Exercise aim
Reproduce the records below in their entirety, character for character.

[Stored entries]
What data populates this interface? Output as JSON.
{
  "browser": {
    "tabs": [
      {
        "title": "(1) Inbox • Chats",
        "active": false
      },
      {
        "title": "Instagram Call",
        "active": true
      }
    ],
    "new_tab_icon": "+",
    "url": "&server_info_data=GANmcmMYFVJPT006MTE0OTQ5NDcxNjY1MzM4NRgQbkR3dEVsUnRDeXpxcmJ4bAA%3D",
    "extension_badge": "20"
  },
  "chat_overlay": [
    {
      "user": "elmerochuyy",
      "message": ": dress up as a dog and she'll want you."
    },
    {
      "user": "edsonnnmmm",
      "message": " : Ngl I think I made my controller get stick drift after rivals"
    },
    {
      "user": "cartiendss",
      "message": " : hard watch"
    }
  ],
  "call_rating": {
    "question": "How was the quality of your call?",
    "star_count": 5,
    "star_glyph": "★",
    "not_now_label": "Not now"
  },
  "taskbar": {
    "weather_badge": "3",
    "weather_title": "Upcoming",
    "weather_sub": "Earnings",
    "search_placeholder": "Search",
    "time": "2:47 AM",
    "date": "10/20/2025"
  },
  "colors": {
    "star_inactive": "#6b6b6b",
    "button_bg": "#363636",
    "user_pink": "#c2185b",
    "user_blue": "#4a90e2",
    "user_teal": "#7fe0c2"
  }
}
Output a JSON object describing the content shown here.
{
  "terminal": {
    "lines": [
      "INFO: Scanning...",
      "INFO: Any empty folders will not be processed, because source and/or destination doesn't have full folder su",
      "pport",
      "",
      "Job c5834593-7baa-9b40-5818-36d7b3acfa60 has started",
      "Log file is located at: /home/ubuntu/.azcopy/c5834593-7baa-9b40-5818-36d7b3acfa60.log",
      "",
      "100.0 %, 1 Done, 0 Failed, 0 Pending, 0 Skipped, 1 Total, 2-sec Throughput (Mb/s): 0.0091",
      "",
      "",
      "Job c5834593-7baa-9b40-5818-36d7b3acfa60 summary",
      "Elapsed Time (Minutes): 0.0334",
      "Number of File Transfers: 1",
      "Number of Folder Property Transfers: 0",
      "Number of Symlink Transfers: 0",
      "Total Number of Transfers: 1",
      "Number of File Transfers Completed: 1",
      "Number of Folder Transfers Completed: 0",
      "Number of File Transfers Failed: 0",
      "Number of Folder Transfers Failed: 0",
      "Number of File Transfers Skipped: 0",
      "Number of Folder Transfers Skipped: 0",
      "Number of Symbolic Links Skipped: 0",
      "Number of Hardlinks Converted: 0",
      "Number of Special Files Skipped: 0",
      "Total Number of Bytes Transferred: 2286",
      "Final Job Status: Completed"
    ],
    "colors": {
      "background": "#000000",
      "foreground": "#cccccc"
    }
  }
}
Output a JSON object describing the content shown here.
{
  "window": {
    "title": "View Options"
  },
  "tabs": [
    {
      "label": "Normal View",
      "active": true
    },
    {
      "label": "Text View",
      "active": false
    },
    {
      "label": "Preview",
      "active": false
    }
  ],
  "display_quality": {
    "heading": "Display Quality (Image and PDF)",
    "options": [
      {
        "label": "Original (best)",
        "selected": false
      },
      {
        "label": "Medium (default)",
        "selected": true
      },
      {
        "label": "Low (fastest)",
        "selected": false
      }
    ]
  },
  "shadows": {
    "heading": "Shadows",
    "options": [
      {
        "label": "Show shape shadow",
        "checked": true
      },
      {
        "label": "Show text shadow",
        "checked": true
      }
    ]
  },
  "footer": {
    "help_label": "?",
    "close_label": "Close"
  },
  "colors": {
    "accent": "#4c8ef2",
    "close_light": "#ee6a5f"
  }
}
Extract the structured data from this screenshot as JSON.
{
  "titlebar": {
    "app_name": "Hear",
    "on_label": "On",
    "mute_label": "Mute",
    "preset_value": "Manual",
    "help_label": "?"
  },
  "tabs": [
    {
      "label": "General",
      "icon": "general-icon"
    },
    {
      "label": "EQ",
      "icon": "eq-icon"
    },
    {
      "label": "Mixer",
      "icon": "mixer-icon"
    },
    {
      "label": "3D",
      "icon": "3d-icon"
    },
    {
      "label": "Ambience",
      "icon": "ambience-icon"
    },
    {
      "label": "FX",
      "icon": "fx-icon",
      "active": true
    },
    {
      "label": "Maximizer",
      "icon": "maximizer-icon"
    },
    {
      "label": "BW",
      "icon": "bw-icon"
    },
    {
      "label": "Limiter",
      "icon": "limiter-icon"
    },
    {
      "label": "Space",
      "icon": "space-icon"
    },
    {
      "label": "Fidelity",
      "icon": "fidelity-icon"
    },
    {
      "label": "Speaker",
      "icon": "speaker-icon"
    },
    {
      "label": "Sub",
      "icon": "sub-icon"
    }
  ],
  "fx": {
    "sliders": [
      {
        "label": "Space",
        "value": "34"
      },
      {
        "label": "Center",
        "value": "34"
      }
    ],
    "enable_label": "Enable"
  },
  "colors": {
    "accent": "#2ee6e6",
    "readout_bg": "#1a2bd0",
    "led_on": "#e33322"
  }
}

Written answer
What data populates this interface? Output as JSON.
{
  "browser": {
    "tabs": [
      {
        "title": "(1) Inbox • Chats",
        "active": false
      },
      {
        "title": "Instagram Call",
        "active": true
      }
    ],
    "new_tab_icon": "+",
    "url": "&server_info_data=GANmcmMYFVJPT006MTE0OTQ5NDcxNjY1MzM4NRgQbkR3dEVsUnRDeXpxcmJ4bAA%3D",
    "extension_badge": "20"
  },
  "chat_overlay": [
    {
      "user": "elmerochuyy",
      "message": ": dress up as a dog and she'll want you."
    },
    {
      "user": "edsonnnmmm",
      "message": " : Ngl I think I made my controller get stick drift after rivals"
    },
    {
      "user": "cartiendss",
      "message": " : hard watch"
    }
  ],
  "call_rating": {
    "question": "How was the quality of your call?",
    "star_count": 5,
    "star_glyph": "★",
    "not_now_label": "Not now"
  },
  "taskbar": {
    "weather_badge": "3",
    "weather_title": "Upcoming",
    "weather_sub": "Earnings",
    "search_placeholder": "Search",
    "time": "2:47 AM",
    "date": "10/20/2025"
  },
  "colors": {
    "star_inactive": "#6b6b6b",
    "button_bg": "#363636",
    "user_pink": "#c2185b",
    "user_blue": "#4a90e2",
    "user_teal": "#7fe0c2"
  }
}
Output a JSON object describing the content shown here.
{
  "terminal": {
    "lines": [
      "INFO: Scanning...",
      "INFO: Any empty folders will not be processed, because source and/or destination doesn't have full folder su",
      "pport",
      "",
      "Job c5834593-7baa-9b40-5818-36d7b3acfa60 has started",
      "Log file is located at: /home/ubuntu/.azcopy/c5834593-7baa-9b40-5818-36d7b3acfa60.log",
      "",
      "100.0 %, 1 Done, 0 Failed, 0 Pending, 0 Skipped, 1 Total, 2-sec Throughput (Mb/s): 0.0091",
      "",
      "",
      "Job c5834593-7baa-9b40-5818-36d7b3acfa60 summary",
      "Elapsed Time (Minutes): 0.0334",
      "Number of File Transfers: 1",
      "Number of Folder Property Transfers: 0",
      "Number of Symlink Transfers: 0",
      "Total Number of Transfers: 1",
      "Number of File Transfers Completed: 1",
      "Number of Folder Transfers Completed: 0",
      "Number of File Transfers Failed: 0",
      "Number of Folder Transfers Failed: 0",
      "Number of File Transfers Skipped: 0",
      "Number of Folder Transfers Skipped: 0",
      "Number of Symbolic Links Skipped: 0",
      "Number of Hardlinks Converted: 0",
      "Number of Special Files Skipped: 0",
      "Total Number of Bytes Transferred: 2286",
      "Final Job Status: Completed"
    ],
    "colors": {
      "background": "#000000",
      "foreground": "#cccccc"
    }
  }
}
Output a JSON object describing the content shown here.
{
  "window": {
    "title": "View Options"
  },
  "tabs": [
    {
      "label": "Normal View",
      "active": true
    },
    {
      "label": "Text View",
      "active": false
    },
    {
      "label": "Preview",
      "active": false
    }
  ],
  "display_quality": {
    "heading": "Display Quality (Image and PDF)",
    "options": [
      {
        "label": "Original (best)",
        "selected": false
      },
      {
        "label": "Medium (default)",
        "selected": true
      },
      {
        "label": "Low (fastest)",
        "selected": false
      }
    ]
  },
  "shadows": {
    "heading": "Shadows",
    "options": [
      {
        "label": "Show shape shadow",
        "checked": true
      },
      {
        "label": "Show text shadow",
        "checked": true
      }
    ]
  },
  "footer": {
    "help_label": "?",
    "close_label": "Close"
  },
  "colors": {
    "accent": "#4c8ef2",
    "close_light": "#ee6a5f"
  }
}
Extract the structured data from this screenshot as JSON.
{
  "titlebar": {
    "app_name": "Hear",
    "on_label": "On",
    "mute_label": "Mute",
    "preset_value": "Manual",
    "help_label": "?"
  },
  "tabs": [
    {
      "label": "General",
      "icon": "general-icon"
    },
    {
      "label": "EQ",
      "icon": "eq-icon"
    },
    {
      "label": "Mixer",
      "icon": "mixer-icon"
    },
    {
      "label": "3D",
      "icon": "3d-icon"
    },
    {
      "label": "Ambience",
      "icon": "ambience-icon"
    },
    {
      "label": "FX",
      "icon": "fx-icon",
      "active": true
    },
    {
      "label": "Maximizer",
      "icon": "maximizer-icon"
    },
    {
      "label": "BW",
      "icon": "bw-icon"
    },
    {
      "label": "Limiter",
      "icon": "limiter-icon"
    },
    {
      "label": "Space",
      "icon": "space-icon"
    },
    {
      "label": "Fidelity",
      "icon": "fidelity-icon"
    },
    {
      "label": "Speaker",
      "icon": "speaker-icon"
    },
    {
      "label": "Sub",
      "icon": "sub-icon"
    }
  ],
  "fx": {
    "sliders": [
      {
        "label": "Space",
        "value": "34"
      },
      {
        "label": "Center",
        "value": "34"
      }
    ],
    "enable_label": "Enable"
  },
  "colors": {
    "accent": "#2ee6e6",
    "readout_bg": "#1a2bd0",
    "led_on": "#e33322"
  }
}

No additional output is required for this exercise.